■ Written task
Below are some records: retype them all exactly, but not the pictures.

=== Extracted information ===

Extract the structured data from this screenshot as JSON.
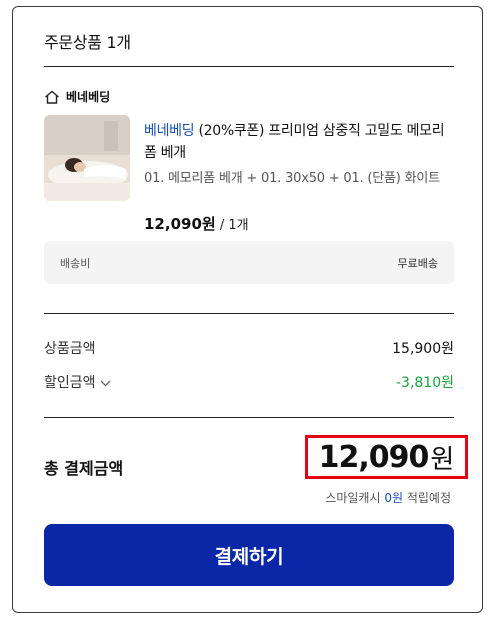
{
  "order": {
    "title": "주문상품 1개",
    "seller_name": "베네베딩",
    "product": {
      "brand": "베네베딩",
      "name_rest": " (20%쿠폰) 프리미엄 삼중직 고밀도 메모리폼 베개",
      "option": "01. 메모리폼 베개 + 01. 30x50 + 01. (단품) 화이트",
      "price": "12,090원",
      "quantity": " / 1개"
    },
    "shipping": {
      "label": "배송비",
      "value": "무료배송"
    }
  },
  "summary": {
    "product_amount_label": "상품금액",
    "product_amount_value": "15,900원",
    "discount_label": "할인금액",
    "discount_value": "-3,810원"
  },
  "total": {
    "label": "총 결제금액",
    "amount": "12,090",
    "unit": "원",
    "cash_prefix": "스마일캐시 ",
    "cash_amount": "0원",
    "cash_suffix": " 적립예정"
  },
  "pay_button_label": "결제하기",
  "colors": {
    "brand_blue": "#1a4fb3",
    "button_blue": "#0a27a8",
    "discount_green": "#1aa33a",
    "highlight_red": "#e60012"
  },
  "icons": {
    "seller": "home-icon",
    "discount_toggle": "chevron-down-icon"
  }
}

===

■ Answer to this exercise
Extract the structured data from this screenshot as JSON.
{
  "order": {
    "title": "주문상품 1개",
    "seller_name": "베네베딩",
    "product": {
      "brand": "베네베딩",
      "name_rest": " (20%쿠폰) 프리미엄 삼중직 고밀도 메모리폼 베개",
      "option": "01. 메모리폼 베개 + 01. 30x50 + 01. (단품) 화이트",
      "price": "12,090원",
      "quantity": " / 1개"
    },
    "shipping": {
      "label": "배송비",
      "value": "무료배송"
    }
  },
  "summary": {
    "product_amount_label": "상품금액",
    "product_amount_value": "15,900원",
    "discount_label": "할인금액",
    "discount_value": "-3,810원"
  },
  "total": {
    "label": "총 결제금액",
    "amount": "12,090",
    "unit": "원",
    "cash_prefix": "스마일캐시 ",
    "cash_amount": "0원",
    "cash_suffix": " 적립예정"
  },
  "pay_button_label": "결제하기",
  "colors": {
    "brand_blue": "#1a4fb3",
    "button_blue": "#0a27a8",
    "discount_green": "#1aa33a",
    "highlight_red": "#e60012"
  },
  "icons": {
    "seller": "home-icon",
    "discount_toggle": "chevron-down-icon"
  }
}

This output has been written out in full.